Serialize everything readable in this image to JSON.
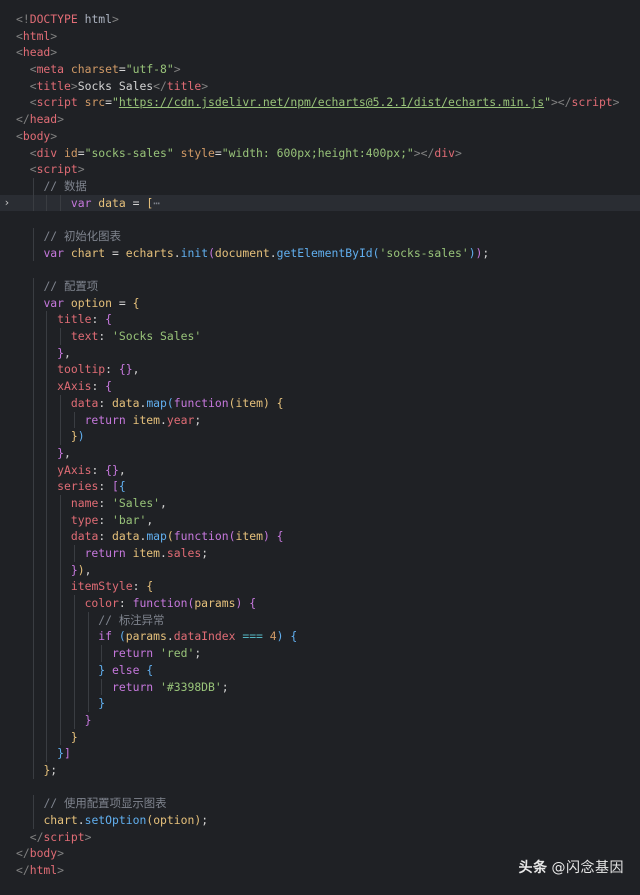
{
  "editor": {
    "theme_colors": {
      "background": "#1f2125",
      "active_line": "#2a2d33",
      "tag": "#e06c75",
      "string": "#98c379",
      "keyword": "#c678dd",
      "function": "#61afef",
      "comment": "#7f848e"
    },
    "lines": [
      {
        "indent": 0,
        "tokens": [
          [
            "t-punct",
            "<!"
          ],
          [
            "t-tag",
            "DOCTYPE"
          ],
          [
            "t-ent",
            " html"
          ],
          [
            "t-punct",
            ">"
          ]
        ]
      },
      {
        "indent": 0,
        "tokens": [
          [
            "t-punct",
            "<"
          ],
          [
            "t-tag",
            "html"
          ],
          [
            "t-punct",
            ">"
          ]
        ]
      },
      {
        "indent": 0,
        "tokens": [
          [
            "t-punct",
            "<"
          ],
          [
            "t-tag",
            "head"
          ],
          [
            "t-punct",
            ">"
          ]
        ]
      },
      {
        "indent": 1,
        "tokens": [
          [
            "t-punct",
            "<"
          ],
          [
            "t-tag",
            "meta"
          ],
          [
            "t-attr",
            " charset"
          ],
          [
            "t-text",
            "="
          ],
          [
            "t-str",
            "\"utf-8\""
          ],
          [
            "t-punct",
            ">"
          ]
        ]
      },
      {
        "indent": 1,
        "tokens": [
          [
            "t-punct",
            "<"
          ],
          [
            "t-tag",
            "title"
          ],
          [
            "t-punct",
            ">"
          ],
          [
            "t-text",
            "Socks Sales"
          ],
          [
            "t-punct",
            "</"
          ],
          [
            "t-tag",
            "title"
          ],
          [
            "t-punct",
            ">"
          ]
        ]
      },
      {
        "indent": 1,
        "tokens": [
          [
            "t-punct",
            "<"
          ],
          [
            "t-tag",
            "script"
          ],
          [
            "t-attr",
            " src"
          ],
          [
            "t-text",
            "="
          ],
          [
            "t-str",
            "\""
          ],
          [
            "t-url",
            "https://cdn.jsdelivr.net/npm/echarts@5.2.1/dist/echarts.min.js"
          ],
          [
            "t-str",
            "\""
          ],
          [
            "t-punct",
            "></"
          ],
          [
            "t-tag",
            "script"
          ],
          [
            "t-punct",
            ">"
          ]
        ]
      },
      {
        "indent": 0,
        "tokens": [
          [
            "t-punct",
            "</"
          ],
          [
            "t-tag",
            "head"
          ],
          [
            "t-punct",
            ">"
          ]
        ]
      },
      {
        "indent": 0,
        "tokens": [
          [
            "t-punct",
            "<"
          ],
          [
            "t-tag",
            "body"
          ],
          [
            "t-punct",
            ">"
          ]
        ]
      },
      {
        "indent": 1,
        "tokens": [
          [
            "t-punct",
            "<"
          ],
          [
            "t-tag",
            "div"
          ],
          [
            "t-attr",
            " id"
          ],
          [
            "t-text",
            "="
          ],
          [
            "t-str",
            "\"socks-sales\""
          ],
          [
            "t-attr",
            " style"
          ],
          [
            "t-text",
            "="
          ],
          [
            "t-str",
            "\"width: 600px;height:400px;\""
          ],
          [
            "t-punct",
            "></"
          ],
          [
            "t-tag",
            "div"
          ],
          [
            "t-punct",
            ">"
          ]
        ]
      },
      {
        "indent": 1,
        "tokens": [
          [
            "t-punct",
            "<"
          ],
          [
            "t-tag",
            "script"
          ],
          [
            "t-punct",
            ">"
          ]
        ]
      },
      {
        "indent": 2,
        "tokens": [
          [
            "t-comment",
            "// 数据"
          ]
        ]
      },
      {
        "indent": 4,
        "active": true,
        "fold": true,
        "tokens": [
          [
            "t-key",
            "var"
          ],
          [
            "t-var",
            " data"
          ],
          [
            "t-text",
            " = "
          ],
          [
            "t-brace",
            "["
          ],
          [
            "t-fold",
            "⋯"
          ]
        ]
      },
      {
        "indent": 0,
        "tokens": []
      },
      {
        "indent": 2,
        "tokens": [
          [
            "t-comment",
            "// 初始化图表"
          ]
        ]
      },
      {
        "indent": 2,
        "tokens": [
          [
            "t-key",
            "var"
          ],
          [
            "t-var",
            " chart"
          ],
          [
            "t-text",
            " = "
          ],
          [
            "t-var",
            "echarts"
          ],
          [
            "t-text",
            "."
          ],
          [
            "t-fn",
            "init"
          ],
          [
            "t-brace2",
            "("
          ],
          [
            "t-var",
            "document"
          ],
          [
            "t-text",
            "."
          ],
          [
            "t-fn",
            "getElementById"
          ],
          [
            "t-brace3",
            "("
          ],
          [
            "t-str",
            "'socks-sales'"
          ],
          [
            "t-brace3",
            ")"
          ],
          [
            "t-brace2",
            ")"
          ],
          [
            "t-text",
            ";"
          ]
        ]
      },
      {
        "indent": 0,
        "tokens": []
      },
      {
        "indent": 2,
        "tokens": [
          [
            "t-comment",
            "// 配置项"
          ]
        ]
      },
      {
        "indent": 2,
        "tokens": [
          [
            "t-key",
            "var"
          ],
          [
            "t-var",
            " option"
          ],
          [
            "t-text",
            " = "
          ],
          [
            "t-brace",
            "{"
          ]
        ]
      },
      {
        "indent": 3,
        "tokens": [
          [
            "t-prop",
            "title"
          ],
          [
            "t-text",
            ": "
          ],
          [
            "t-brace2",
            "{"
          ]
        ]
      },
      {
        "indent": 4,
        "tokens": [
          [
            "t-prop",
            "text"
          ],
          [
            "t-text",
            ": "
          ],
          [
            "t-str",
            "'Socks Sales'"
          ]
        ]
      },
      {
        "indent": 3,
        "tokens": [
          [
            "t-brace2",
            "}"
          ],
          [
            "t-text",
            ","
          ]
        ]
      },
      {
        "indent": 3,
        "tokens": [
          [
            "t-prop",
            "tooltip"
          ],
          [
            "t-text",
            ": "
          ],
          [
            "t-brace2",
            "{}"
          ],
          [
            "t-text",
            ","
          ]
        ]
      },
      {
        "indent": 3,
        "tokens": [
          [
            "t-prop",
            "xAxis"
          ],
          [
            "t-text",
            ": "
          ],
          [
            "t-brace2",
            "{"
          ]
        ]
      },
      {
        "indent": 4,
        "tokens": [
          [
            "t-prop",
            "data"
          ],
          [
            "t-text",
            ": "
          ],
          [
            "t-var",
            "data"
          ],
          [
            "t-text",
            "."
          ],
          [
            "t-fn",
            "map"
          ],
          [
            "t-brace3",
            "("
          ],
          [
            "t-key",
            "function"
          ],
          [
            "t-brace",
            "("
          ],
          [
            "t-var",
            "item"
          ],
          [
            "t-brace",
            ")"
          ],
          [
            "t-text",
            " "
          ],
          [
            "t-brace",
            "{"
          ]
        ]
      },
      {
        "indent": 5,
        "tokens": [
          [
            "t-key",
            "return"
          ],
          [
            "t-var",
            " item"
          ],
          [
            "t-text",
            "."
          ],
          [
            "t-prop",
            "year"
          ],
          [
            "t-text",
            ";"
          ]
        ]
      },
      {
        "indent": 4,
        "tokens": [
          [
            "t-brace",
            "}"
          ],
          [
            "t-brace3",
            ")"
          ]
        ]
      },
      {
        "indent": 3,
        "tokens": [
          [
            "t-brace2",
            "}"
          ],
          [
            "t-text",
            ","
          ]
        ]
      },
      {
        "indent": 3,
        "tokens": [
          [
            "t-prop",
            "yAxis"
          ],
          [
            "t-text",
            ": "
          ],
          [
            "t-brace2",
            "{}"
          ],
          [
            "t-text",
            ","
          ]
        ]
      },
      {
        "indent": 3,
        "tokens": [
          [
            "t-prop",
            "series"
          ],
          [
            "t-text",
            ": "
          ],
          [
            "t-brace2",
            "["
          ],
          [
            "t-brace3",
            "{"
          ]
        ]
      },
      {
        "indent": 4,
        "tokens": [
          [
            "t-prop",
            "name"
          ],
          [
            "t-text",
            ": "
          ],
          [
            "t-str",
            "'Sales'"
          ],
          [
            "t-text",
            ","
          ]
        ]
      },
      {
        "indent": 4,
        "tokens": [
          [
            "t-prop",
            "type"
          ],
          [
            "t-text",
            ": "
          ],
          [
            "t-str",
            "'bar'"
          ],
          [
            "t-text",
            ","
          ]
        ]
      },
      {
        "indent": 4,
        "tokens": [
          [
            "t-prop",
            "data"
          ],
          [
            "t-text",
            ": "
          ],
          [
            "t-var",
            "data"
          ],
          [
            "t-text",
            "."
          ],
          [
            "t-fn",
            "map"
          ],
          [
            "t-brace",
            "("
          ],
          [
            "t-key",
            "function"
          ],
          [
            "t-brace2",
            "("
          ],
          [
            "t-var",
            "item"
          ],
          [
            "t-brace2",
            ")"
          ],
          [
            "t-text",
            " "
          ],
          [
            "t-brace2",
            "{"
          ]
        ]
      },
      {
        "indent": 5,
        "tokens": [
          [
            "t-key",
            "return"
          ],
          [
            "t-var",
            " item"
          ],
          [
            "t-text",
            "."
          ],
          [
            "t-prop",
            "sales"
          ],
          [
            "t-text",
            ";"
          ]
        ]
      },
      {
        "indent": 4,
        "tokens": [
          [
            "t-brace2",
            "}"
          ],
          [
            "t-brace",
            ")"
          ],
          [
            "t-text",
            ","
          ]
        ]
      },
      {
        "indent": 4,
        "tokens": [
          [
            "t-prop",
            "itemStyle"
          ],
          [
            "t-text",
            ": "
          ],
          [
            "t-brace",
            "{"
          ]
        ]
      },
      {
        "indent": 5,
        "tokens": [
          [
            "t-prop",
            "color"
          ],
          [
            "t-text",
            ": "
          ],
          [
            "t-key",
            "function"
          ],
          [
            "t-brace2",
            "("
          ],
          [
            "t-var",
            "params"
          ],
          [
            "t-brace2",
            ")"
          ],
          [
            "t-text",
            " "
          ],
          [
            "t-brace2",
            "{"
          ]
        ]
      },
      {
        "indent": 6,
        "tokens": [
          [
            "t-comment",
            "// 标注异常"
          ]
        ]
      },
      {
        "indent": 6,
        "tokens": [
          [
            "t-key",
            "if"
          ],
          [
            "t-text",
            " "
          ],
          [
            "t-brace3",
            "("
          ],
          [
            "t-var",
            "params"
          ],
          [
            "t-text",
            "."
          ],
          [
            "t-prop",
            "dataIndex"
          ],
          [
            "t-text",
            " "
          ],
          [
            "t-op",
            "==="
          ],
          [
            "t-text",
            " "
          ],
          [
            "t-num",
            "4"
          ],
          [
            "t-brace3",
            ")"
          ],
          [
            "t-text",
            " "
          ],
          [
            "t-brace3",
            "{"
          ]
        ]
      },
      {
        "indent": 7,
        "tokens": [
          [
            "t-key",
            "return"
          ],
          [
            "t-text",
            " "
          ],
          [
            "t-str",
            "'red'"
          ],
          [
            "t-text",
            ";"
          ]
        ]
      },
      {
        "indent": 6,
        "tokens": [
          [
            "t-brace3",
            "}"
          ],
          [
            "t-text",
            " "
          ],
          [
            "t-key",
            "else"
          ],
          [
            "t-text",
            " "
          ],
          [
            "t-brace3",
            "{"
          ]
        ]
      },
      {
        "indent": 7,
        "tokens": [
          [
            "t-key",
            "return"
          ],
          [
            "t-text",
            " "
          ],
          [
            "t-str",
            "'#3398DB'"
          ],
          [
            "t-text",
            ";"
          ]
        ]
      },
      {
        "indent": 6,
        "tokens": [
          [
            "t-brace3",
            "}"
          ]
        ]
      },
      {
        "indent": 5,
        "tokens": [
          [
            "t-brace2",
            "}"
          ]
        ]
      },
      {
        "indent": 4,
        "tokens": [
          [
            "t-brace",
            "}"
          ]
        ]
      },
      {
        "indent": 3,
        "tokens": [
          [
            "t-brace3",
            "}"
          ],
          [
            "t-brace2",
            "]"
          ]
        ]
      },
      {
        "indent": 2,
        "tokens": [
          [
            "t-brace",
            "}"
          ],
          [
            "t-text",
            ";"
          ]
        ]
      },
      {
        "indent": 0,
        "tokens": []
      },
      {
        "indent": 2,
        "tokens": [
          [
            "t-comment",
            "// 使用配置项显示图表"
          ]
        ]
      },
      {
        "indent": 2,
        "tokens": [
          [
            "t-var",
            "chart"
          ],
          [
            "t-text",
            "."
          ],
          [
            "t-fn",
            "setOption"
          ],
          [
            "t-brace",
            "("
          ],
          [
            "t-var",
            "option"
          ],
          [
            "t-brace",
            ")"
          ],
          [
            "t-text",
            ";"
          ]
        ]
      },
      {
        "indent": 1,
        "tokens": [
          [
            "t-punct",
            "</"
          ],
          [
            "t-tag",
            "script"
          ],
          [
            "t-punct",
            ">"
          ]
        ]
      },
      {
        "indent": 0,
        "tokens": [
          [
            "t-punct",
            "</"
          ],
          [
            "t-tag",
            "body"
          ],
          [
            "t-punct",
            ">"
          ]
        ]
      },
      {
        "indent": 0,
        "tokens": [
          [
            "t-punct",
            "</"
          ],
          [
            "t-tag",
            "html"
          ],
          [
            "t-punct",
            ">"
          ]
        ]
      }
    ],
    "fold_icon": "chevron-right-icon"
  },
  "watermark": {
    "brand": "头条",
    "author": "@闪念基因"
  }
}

########################################

■ **What the task requires**:
Give only the number of lines in the data that hold the string "echarts".

■ **Finished task**:
2